» **WORK INSTRUCTIONS**: Retype precisely the section of the data that starts at the line containing "Convert this screenshot" and runs to its final line, ends included.

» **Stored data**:
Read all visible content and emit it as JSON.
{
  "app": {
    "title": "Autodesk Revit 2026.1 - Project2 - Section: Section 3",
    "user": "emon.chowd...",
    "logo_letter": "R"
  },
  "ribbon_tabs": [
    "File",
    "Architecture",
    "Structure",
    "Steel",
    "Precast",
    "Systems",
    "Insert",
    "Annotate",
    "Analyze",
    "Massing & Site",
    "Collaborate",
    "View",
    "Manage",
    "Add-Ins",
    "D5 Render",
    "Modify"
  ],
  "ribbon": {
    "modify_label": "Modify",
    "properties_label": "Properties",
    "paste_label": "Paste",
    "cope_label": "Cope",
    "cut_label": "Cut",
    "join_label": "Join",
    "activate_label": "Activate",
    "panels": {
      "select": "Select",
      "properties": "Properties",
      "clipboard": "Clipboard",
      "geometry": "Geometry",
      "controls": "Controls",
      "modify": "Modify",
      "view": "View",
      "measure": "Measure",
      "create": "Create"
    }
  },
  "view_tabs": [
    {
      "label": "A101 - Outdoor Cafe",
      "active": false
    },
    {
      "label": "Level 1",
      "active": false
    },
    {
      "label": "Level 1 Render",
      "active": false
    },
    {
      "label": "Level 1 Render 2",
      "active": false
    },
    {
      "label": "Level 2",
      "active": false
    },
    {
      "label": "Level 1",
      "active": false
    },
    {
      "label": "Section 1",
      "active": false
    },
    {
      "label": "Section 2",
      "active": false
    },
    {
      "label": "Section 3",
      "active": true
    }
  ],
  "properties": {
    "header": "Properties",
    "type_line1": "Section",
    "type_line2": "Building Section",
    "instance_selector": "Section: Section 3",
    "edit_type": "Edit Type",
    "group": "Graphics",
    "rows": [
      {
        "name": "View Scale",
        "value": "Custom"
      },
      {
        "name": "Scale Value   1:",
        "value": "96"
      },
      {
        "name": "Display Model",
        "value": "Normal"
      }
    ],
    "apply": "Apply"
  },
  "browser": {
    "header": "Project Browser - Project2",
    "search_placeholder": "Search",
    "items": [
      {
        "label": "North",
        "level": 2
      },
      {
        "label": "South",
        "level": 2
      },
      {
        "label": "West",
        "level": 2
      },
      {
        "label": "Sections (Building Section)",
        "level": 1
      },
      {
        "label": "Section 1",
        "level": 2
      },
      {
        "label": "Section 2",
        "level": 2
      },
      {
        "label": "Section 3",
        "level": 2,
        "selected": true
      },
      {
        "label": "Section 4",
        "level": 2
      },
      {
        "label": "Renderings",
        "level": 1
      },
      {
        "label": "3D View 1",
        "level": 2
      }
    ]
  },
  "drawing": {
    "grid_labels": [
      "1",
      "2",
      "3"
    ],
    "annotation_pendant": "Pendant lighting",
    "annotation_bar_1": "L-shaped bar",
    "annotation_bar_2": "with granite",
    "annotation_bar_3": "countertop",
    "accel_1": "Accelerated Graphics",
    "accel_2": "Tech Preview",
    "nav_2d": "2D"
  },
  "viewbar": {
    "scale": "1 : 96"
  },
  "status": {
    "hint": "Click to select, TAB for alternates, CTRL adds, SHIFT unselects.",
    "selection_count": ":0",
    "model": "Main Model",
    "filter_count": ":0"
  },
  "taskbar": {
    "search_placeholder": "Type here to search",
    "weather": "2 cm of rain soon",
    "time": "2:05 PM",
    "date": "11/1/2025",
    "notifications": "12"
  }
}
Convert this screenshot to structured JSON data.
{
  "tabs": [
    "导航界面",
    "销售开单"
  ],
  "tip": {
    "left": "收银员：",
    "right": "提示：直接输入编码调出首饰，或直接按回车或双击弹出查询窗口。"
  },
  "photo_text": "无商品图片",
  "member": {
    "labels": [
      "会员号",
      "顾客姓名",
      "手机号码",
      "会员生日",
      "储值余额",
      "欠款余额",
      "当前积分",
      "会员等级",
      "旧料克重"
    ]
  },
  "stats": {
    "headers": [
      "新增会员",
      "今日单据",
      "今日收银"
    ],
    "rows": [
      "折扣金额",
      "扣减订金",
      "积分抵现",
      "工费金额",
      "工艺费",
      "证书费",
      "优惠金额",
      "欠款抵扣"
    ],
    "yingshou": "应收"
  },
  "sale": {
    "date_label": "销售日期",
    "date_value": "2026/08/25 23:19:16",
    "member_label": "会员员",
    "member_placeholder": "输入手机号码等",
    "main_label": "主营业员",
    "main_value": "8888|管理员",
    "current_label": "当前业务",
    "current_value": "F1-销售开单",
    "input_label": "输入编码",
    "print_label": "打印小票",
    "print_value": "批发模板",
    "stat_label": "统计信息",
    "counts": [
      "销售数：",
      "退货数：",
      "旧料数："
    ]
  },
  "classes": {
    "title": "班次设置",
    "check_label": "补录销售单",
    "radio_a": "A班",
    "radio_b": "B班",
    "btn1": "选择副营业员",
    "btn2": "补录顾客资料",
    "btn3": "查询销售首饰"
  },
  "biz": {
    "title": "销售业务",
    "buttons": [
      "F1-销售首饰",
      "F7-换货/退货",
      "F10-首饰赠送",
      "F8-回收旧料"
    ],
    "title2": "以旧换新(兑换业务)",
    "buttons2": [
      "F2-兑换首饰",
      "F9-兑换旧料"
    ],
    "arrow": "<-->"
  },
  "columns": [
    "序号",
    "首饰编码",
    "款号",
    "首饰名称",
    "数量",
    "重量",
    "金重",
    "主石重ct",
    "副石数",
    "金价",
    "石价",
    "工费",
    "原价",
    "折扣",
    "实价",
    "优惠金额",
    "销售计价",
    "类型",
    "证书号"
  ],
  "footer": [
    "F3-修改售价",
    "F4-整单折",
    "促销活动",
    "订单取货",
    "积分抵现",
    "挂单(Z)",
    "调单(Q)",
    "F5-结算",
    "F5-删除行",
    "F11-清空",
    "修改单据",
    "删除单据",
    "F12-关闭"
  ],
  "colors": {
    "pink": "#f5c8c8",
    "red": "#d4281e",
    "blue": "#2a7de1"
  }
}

» **COMPLETE ANSWER**:
Convert this screenshot to structured JSON data.
{
  "tabs": [
    "导航界面",
    "销售开单"
  ],
  "tip": {
    "left": "收银员：",
    "right": "提示：直接输入编码调出首饰，或直接按回车或双击弹出查询窗口。"
  },
  "photo_text": "无商品图片",
  "member": {
    "labels": [
      "会员号",
      "顾客姓名",
      "手机号码",
      "会员生日",
      "储值余额",
      "欠款余额",
      "当前积分",
      "会员等级",
      "旧料克重"
    ]
  },
  "stats": {
    "headers": [
      "新增会员",
      "今日单据",
      "今日收银"
    ],
    "rows": [
      "折扣金额",
      "扣减订金",
      "积分抵现",
      "工费金额",
      "工艺费",
      "证书费",
      "优惠金额",
      "欠款抵扣"
    ],
    "yingshou": "应收"
  },
  "sale": {
    "date_label": "销售日期",
    "date_value": "2026/08/25 23:19:16",
    "member_label": "会员员",
    "member_placeholder": "输入手机号码等",
    "main_label": "主营业员",
    "main_value": "8888|管理员",
    "current_label": "当前业务",
    "current_value": "F1-销售开单",
    "input_label": "输入编码",
    "print_label": "打印小票",
    "print_value": "批发模板",
    "stat_label": "统计信息",
    "counts": [
      "销售数：",
      "退货数：",
      "旧料数："
    ]
  },
  "classes": {
    "title": "班次设置",
    "check_label": "补录销售单",
    "radio_a": "A班",
    "radio_b": "B班",
    "btn1": "选择副营业员",
    "btn2": "补录顾客资料",
    "btn3": "查询销售首饰"
  },
  "biz": {
    "title": "销售业务",
    "buttons": [
      "F1-销售首饰",
      "F7-换货/退货",
      "F10-首饰赠送",
      "F8-回收旧料"
    ],
    "title2": "以旧换新(兑换业务)",
    "buttons2": [
      "F2-兑换首饰",
      "F9-兑换旧料"
    ],
    "arrow": "<-->"
  },
  "columns": [
    "序号",
    "首饰编码",
    "款号",
    "首饰名称",
    "数量",
    "重量",
    "金重",
    "主石重ct",
    "副石数",
    "金价",
    "石价",
    "工费",
    "原价",
    "折扣",
    "实价",
    "优惠金额",
    "销售计价",
    "类型",
    "证书号"
  ],
  "footer": [
    "F3-修改售价",
    "F4-整单折",
    "促销活动",
    "订单取货",
    "积分抵现",
    "挂单(Z)",
    "调单(Q)",
    "F5-结算",
    "F5-删除行",
    "F11-清空",
    "修改单据",
    "删除单据",
    "F12-关闭"
  ],
  "colors": {
    "pink": "#f5c8c8",
    "red": "#d4281e",
    "blue": "#2a7de1"
  }
}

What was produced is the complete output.